### Given request
Within this material, how many lines have the string "text" in them? The answer is a number, with nothing added.

### Raw data

## start

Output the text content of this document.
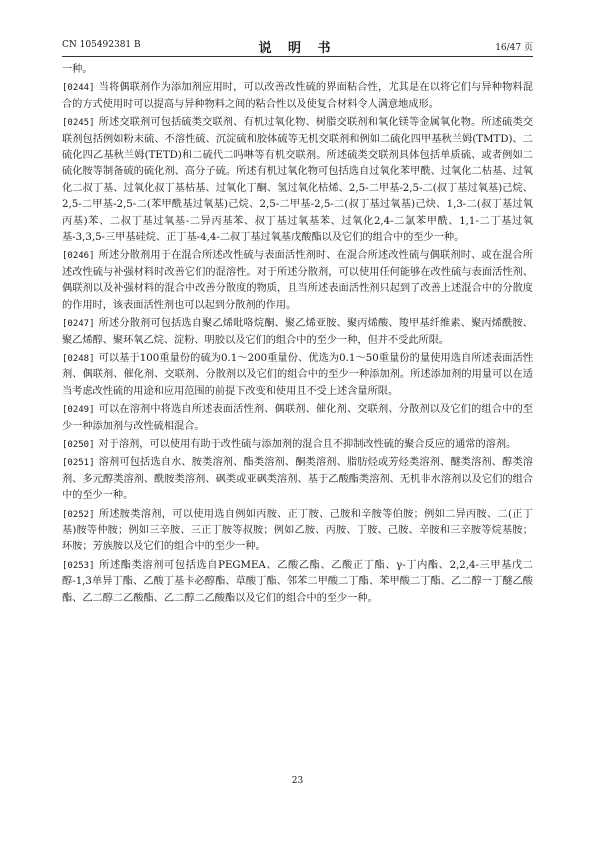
CN 105492381 B	说 明 书	16/47 页

一种。

[0244] 当将偶联剂作为添加剂应用时，可以改善改性硫的界面粘合性，尤其是在以将它们与异种物料混合的方式使用时可以提高与异种物料之间的粘合性以及使复合材料令人满意地成形。

[0245] 所述交联剂可包括硫类交联剂、有机过氧化物、树脂交联剂和氧化镁等金属氧化物。所述硫类交联剂包括例如粉末硫、不溶性硫、沉淀硫和胶体硫等无机交联剂和例如二硫化四甲基秋兰姆(TMTD)、二硫化四乙基秋兰姆(TETD)和二硫代二吗啉等有机交联剂。所述硫类交联剂具体包括单质硫、或者例如二硫化胺等制备硫的硫化剂、高分子硫。所述有机过氧化物可包括选自过氧化苯甲酰、过氧化二枯基、过氧化二叔丁基、过氧化叔丁基枯基、过氧化丁酮、氢过氧化枯烯、2,5-二甲基-2,5-二(叔丁基过氧基)己烷、2,5-二甲基-2,5-二(苯甲酰基过氧基)己烷、2,5-二甲基-2,5-二(叔丁基过氧基)己炔、1,3-二(叔丁基过氧丙基)苯、二叔丁基过氧基-二异丙基苯、叔丁基过氧基苯、过氧化2,4-二氯苯甲酰、1,1-二丁基过氧基-3,3,5-三甲基硅烷、正丁基-4,4-二叔丁基过氧基戊酸酯以及它们的组合中的至少一种。

[0246] 所述分散剂用于在混合所述改性硫与表面活性剂时、在混合所述改性硫与偶联剂时、或在混合所述改性硫与补强材料时改善它们的混溶性。对于所述分散剂，可以使用任何能够在改性硫与表面活性剂、偶联剂以及补强材料的混合中改善分散度的物质，且当所述表面活性剂只起到了改善上述混合中的分散度的作用时，该表面活性剂也可以起到分散剂的作用。

[0247] 所述分散剂可包括选自聚乙烯吡咯烷酮、聚乙烯亚胺、聚丙烯酸、羧甲基纤维素、聚丙烯酰胺、聚乙烯醇、聚环氧乙烷、淀粉、明胶以及它们的组合中的至少一种，但并不受此所限。

[0248] 可以基于100重量份的硫为0.1～200重量份、优选为0.1～50重量份的量使用选自所述表面活性剂、偶联剂、催化剂、交联剂、分散剂以及它们的组合中的至少一种添加剂。所述添加剂的用量可以在适当考虑改性硫的用途和应用范围的前提下改变和使用且不受上述含量所限。

[0249] 可以在溶剂中将选自所述表面活性剂、偶联剂、催化剂、交联剂、分散剂以及它们的组合中的至少一种添加剂与改性硫相混合。

[0250] 对于溶剂，可以使用有助于改性硫与添加剂的混合且不抑制改性硫的聚合反应的通常的溶剂。

[0251] 溶剂可包括选自水、胺类溶剂、酯类溶剂、酮类溶剂、脂肪烃或芳烃类溶剂、醚类溶剂、醇类溶剂、多元醇类溶剂、酰胺类溶剂、砜类或亚砜类溶剂、基于乙酸酯类溶剂、无机非水溶剂以及它们的组合中的至少一种。

[0252] 所述胺类溶剂，可以使用选自例如丙胺、正丁胺、己胺和辛胺等伯胺；例如二异丙胺、二(正丁基)胺等仲胺；例如三辛胺、三正丁胺等叔胺；例如乙胺、丙胺、丁胺、己胺、辛胺和三辛胺等烷基胺；环胺；芳族胺以及它们的组合中的至少一种。

[0253] 所述酯类溶剂可包括选自PEGMEA、乙酸乙酯、乙酸正丁酯、γ-丁内酯、2,2,4-三甲基戊二醇-1,3单异丁酯、乙酸丁基卡必醇酯、草酸丁酯、邻苯二甲酸二丁酯、苯甲酸二丁酯、乙二醇一丁醚乙酸酯、乙二醇二乙酸酯、乙二醇二乙酸酯以及它们的组合中的至少一种。

23
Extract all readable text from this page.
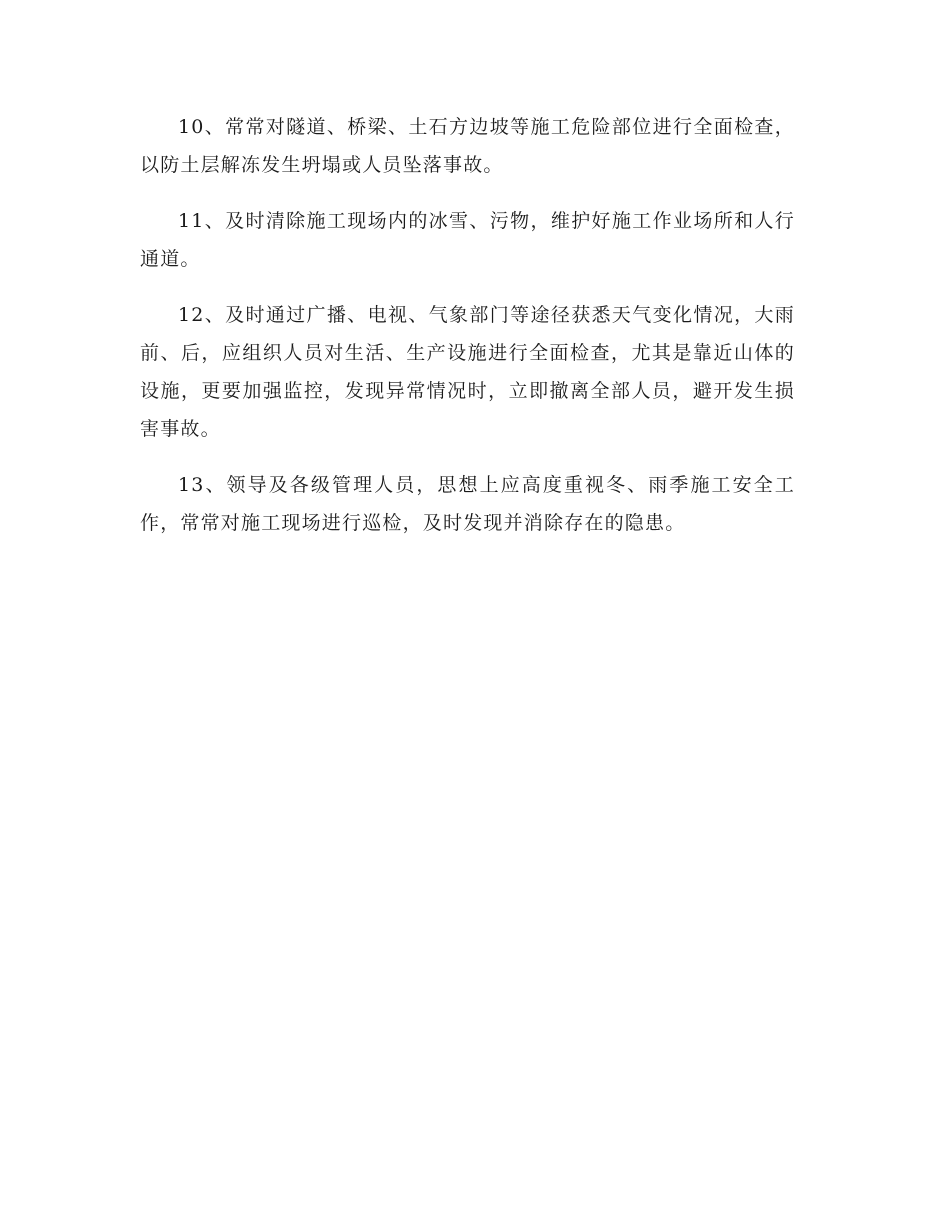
10、常常对隧道、桥梁、土石方边坡等施工危险部位进行全面检查，以防土层解冻发生坍塌或人员坠落事故。

11、及时清除施工现场内的冰雪、污物，维护好施工作业场所和人行通道。

12、及时通过广播、电视、气象部门等途径获悉天气变化情况，大雨前、后，应组织人员对生活、生产设施进行全面检查，尤其是靠近山体的设施，更要加强监控，发现异常情况时，立即撤离全部人员，避开发生损害事故。

13、领导及各级管理人员，思想上应高度重视冬、雨季施工安全工作，常常对施工现场进行巡检，及时发现并消除存在的隐患。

## end

### Complete answer
2